§ Short task: Return, unchanged, the lines of the records below between the line holding "coarse-grid-top-face-back [5,240,468,265]" and the line holding "Enumerate the UI", inclusive.

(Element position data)
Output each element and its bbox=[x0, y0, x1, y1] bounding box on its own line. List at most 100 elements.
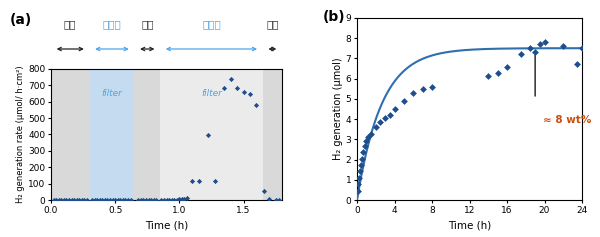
Point bbox=[52, 198, 61, 202]
Point bbox=[123, 198, 133, 202]
Point bbox=[203, 133, 212, 137]
Point bbox=[113, 198, 122, 202]
Point bbox=[371, 125, 380, 129]
Point bbox=[118, 198, 128, 202]
Point bbox=[90, 198, 100, 202]
Point bbox=[577, 46, 587, 50]
Point bbox=[80, 198, 89, 202]
Point bbox=[59, 198, 68, 202]
Point bbox=[358, 150, 368, 154]
Point bbox=[376, 120, 385, 124]
Point bbox=[103, 198, 112, 202]
Point bbox=[364, 136, 373, 139]
Point bbox=[502, 66, 512, 69]
Point bbox=[271, 198, 280, 202]
Point bbox=[98, 198, 107, 202]
Point bbox=[159, 198, 169, 202]
Point bbox=[141, 198, 151, 202]
Point bbox=[232, 87, 242, 90]
Point bbox=[530, 50, 540, 54]
X-axis label: Time (h): Time (h) bbox=[145, 220, 188, 230]
Point bbox=[239, 90, 248, 94]
Bar bbox=[160, 69, 263, 200]
Point bbox=[399, 99, 409, 103]
Point bbox=[380, 116, 390, 120]
Point bbox=[169, 198, 179, 202]
Point bbox=[54, 198, 64, 202]
Text: 暗处: 暗处 bbox=[141, 19, 154, 29]
Point bbox=[245, 92, 255, 96]
Point bbox=[126, 198, 136, 202]
Point bbox=[70, 198, 79, 202]
Y-axis label: H₂ generation (μmol): H₂ generation (μmol) bbox=[333, 58, 343, 160]
Point bbox=[251, 103, 261, 107]
Bar bbox=[51, 69, 89, 200]
Point bbox=[108, 198, 118, 202]
Point bbox=[362, 140, 371, 143]
Point bbox=[162, 198, 172, 202]
Point bbox=[49, 198, 58, 202]
Point bbox=[175, 198, 184, 201]
Point bbox=[110, 198, 120, 202]
Point bbox=[572, 63, 582, 66]
Bar bbox=[134, 69, 160, 200]
Point bbox=[220, 87, 229, 90]
Text: 可见光: 可见光 bbox=[103, 19, 121, 29]
Text: filter: filter bbox=[201, 89, 222, 98]
Text: 暗处: 暗处 bbox=[266, 19, 278, 29]
Text: filter: filter bbox=[101, 89, 122, 98]
Point bbox=[385, 113, 395, 117]
X-axis label: Time (h): Time (h) bbox=[448, 220, 491, 230]
Point bbox=[179, 197, 189, 201]
Point bbox=[356, 163, 365, 167]
Point bbox=[167, 198, 176, 202]
Point bbox=[64, 198, 74, 202]
Point bbox=[182, 196, 192, 200]
Text: (a): (a) bbox=[10, 14, 32, 27]
Text: 暗处: 暗处 bbox=[64, 19, 77, 29]
Point bbox=[353, 189, 362, 193]
Point bbox=[366, 132, 376, 136]
Point bbox=[121, 198, 130, 202]
Y-axis label: H₂ generation rate (μmol/ h·cm²): H₂ generation rate (μmol/ h·cm²) bbox=[16, 66, 25, 203]
Point bbox=[211, 179, 220, 182]
Point bbox=[526, 46, 535, 50]
Point bbox=[357, 157, 367, 161]
Point bbox=[100, 198, 110, 202]
Point bbox=[354, 176, 364, 180]
Point bbox=[418, 87, 427, 91]
Point bbox=[136, 198, 146, 202]
Point bbox=[92, 198, 102, 202]
Point bbox=[409, 91, 418, 95]
Point bbox=[427, 85, 437, 89]
Point bbox=[559, 44, 568, 48]
Point bbox=[164, 198, 174, 202]
Point bbox=[172, 198, 182, 202]
Point bbox=[194, 179, 203, 182]
Point bbox=[493, 71, 502, 74]
Text: ≈ 8 wt%: ≈ 8 wt% bbox=[542, 115, 591, 125]
Point bbox=[484, 74, 493, 77]
Point bbox=[540, 40, 550, 44]
Point bbox=[265, 198, 274, 201]
Point bbox=[353, 182, 363, 186]
Point bbox=[116, 198, 125, 202]
Point bbox=[535, 42, 545, 46]
Point bbox=[77, 198, 86, 202]
Point bbox=[259, 189, 269, 193]
Bar bbox=[89, 69, 134, 200]
Point bbox=[226, 77, 235, 81]
Point bbox=[390, 107, 400, 111]
Point bbox=[95, 198, 104, 202]
Point bbox=[177, 198, 187, 201]
Point bbox=[62, 198, 71, 202]
Point bbox=[56, 198, 66, 202]
Text: 紫外线: 紫外线 bbox=[202, 19, 221, 29]
Point bbox=[187, 179, 197, 182]
Point bbox=[67, 198, 76, 202]
Point bbox=[151, 198, 161, 202]
Point bbox=[516, 52, 526, 56]
Point bbox=[87, 198, 97, 202]
Point bbox=[146, 198, 156, 202]
Point bbox=[82, 198, 92, 202]
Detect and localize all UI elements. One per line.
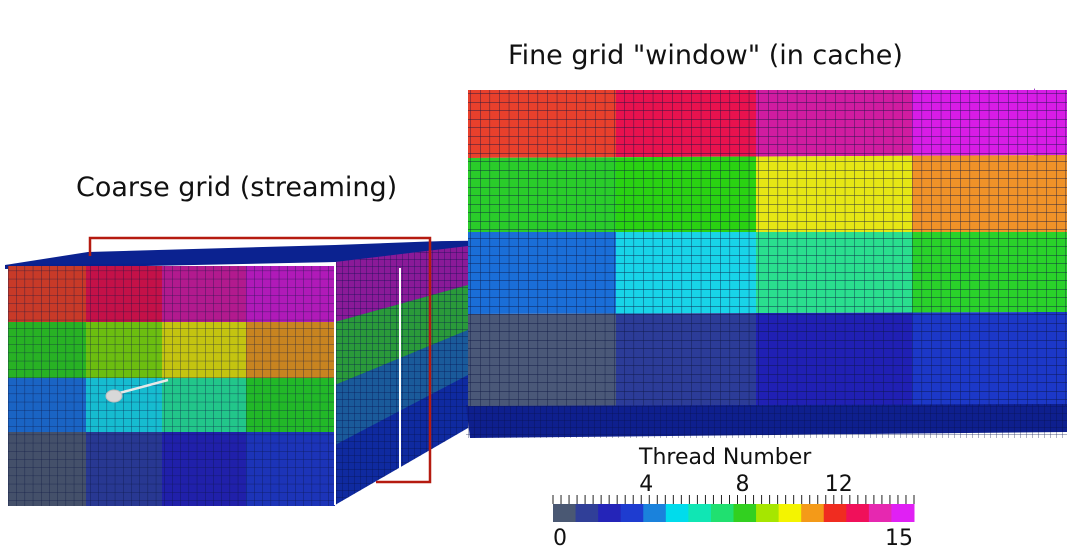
coarse-grid-top-face-back [5,240,468,265]
fine-grid-label: Fine grid "window" (in cache) [508,40,903,71]
coarse-grid-block [5,236,471,506]
colorbar-ticks [552,495,915,504]
coarse-grid-label: Coarse grid (streaming) [76,172,398,203]
fine-grid-front-mesh [468,90,1067,406]
coarse-grid-front-mesh [8,266,335,506]
coarse-grid-edge-line-3 [169,239,471,245]
colorbar-swatch-0 [553,504,577,522]
colorbar-swatch-1 [575,504,599,522]
colorbar-tick-label: 4 [639,472,654,497]
coarse-grid-side-face [335,246,468,505]
colorbar-swatch-6 [688,504,712,522]
probe-arrow-icon [105,378,169,403]
colorbar-swatch-14 [868,504,892,522]
colorbar-swatch-8 [733,504,757,522]
colorbar [552,495,915,522]
colorbar-swatch-4 [643,504,667,522]
colorbar-swatches [553,504,915,522]
colorbar-tick-label: 8 [735,472,750,497]
window-frame-outline [88,236,432,484]
colorbar-swatch-9 [756,504,780,522]
colorbar-min-label: 0 [553,526,567,551]
fine-grid-block [466,88,1067,438]
colorbar-swatch-11 [801,504,825,522]
colorbar-swatch-3 [620,504,644,522]
colorbar-swatch-10 [778,504,802,522]
colorbar-swatch-13 [846,504,870,522]
colorbar-swatch-7 [710,504,734,522]
colorbar-swatch-12 [823,504,847,522]
colorbar-swatch-15 [891,504,915,522]
colorbar-tick-label: 12 [824,472,853,497]
colorbar-swatch-2 [598,504,622,522]
colorbar-swatch-5 [665,504,689,522]
colorbar-title: Thread Number [639,445,812,470]
colorbar-max-label: 15 [885,526,913,551]
fine-grid-bottom-mesh [466,404,1067,438]
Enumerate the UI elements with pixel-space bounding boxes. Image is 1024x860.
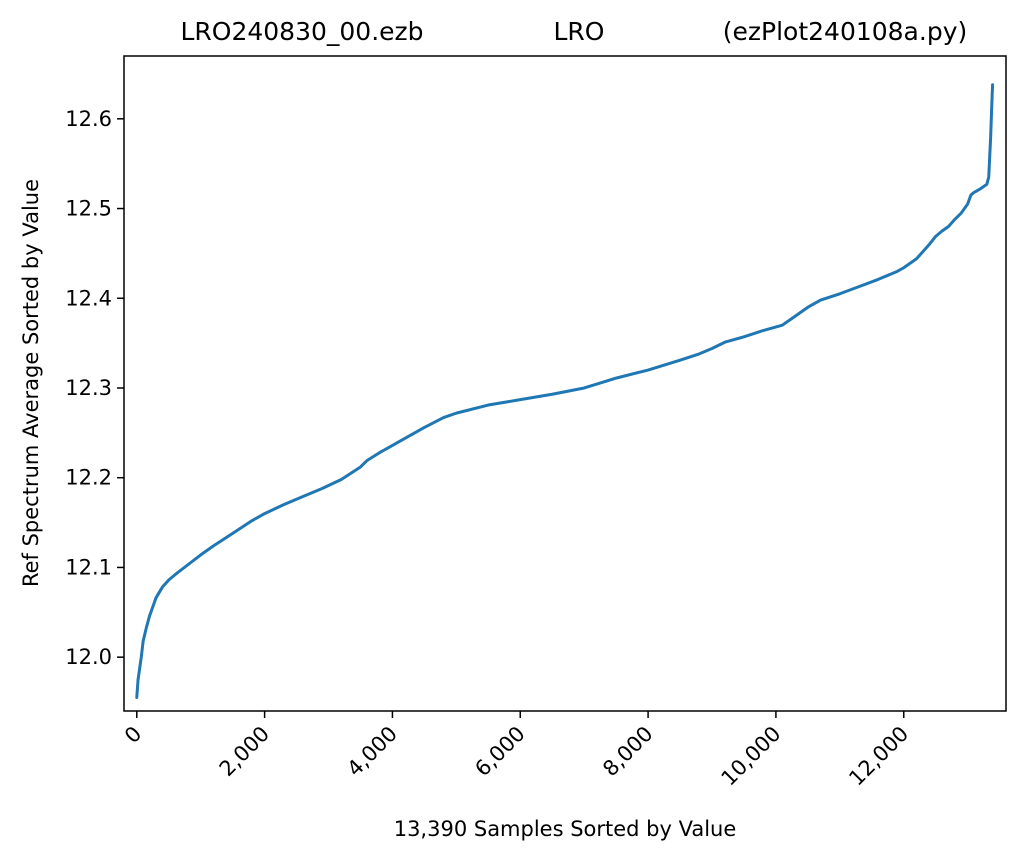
x-tick-label: 2,000 [215,722,274,781]
y-tick-label: 12.4 [65,286,112,310]
x-tick-label: 6,000 [470,722,529,781]
x-tick-label: 10,000 [717,722,786,791]
plot-frame [123,55,1007,712]
title-right: (ezPlot240108a.py) [723,17,968,46]
y-tick-label: 12.6 [65,107,112,131]
y-axis-label: Ref Spectrum Average Sorted by Value [19,179,43,587]
x-axis: 0 2,000 4,000 6,000 8,000 10,000 12,000 [120,711,913,790]
y-tick-label: 12.0 [65,645,112,669]
y-tick-label: 12.2 [65,466,112,490]
plot-layer [135,83,995,700]
series-line-0 [135,83,995,700]
x-tick-label: 0 [120,722,146,748]
title-left: LRO240830_00.ezb [180,17,423,46]
x-tick-label: 4,000 [342,722,401,781]
x-axis-label: 13,390 Samples Sorted by Value [394,817,737,841]
y-tick-label: 12.5 [65,197,112,221]
chart-title: LRO240830_00.ezb LRO (ezPlot240108a.py) [180,17,967,46]
title-center: LRO [554,17,605,46]
y-tick-label: 12.1 [65,555,112,579]
x-tick-label: 12,000 [844,722,913,791]
x-tick-label: 8,000 [598,722,657,781]
y-axis: 12.0 12.1 12.2 12.3 12.4 12.5 12.6 [65,107,124,669]
y-tick-label: 12.3 [65,376,112,400]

§ Full answer:
coarse-grid-top-face-back [5,240,468,265]
fine-grid-label: Fine grid "window" (in cache) [508,40,903,71]
coarse-grid-block [5,236,471,506]
colorbar-ticks [552,495,915,504]
coarse-grid-label: Coarse grid (streaming) [76,172,398,203]
fine-grid-front-mesh [468,90,1067,406]
coarse-grid-front-mesh [8,266,335,506]
coarse-grid-edge-line-3 [169,239,471,245]
colorbar-swatch-0 [553,504,577,522]
colorbar-swatch-1 [575,504,599,522]
colorbar-tick-label: 4 [639,472,654,497]
coarse-grid-side-face [335,246,468,505]
colorbar-swatch-6 [688,504,712,522]
probe-arrow-icon [105,378,169,403]
colorbar-swatch-14 [868,504,892,522]
colorbar-swatch-8 [733,504,757,522]
colorbar [552,495,915,522]
colorbar-swatch-4 [643,504,667,522]
colorbar-swatches [553,504,915,522]
colorbar-tick-label: 8 [735,472,750,497]
window-frame-outline [88,236,432,484]
colorbar-swatch-9 [756,504,780,522]
colorbar-min-label: 0 [553,526,567,551]
fine-grid-block [466,88,1067,438]
colorbar-swatch-11 [801,504,825,522]
colorbar-swatch-3 [620,504,644,522]
colorbar-swatch-10 [778,504,802,522]
colorbar-swatch-13 [846,504,870,522]
colorbar-swatch-7 [710,504,734,522]
colorbar-swatch-12 [823,504,847,522]
colorbar-swatch-15 [891,504,915,522]
colorbar-tick-label: 12 [824,472,853,497]
colorbar-swatch-2 [598,504,622,522]
colorbar-swatch-5 [665,504,689,522]
colorbar-title: Thread Number [639,445,812,470]
colorbar-max-label: 15 [885,526,913,551]
fine-grid-bottom-mesh [466,404,1067,438]
Enumerate the UI elements with pixel-space bounding boxes. Image is 1024x860.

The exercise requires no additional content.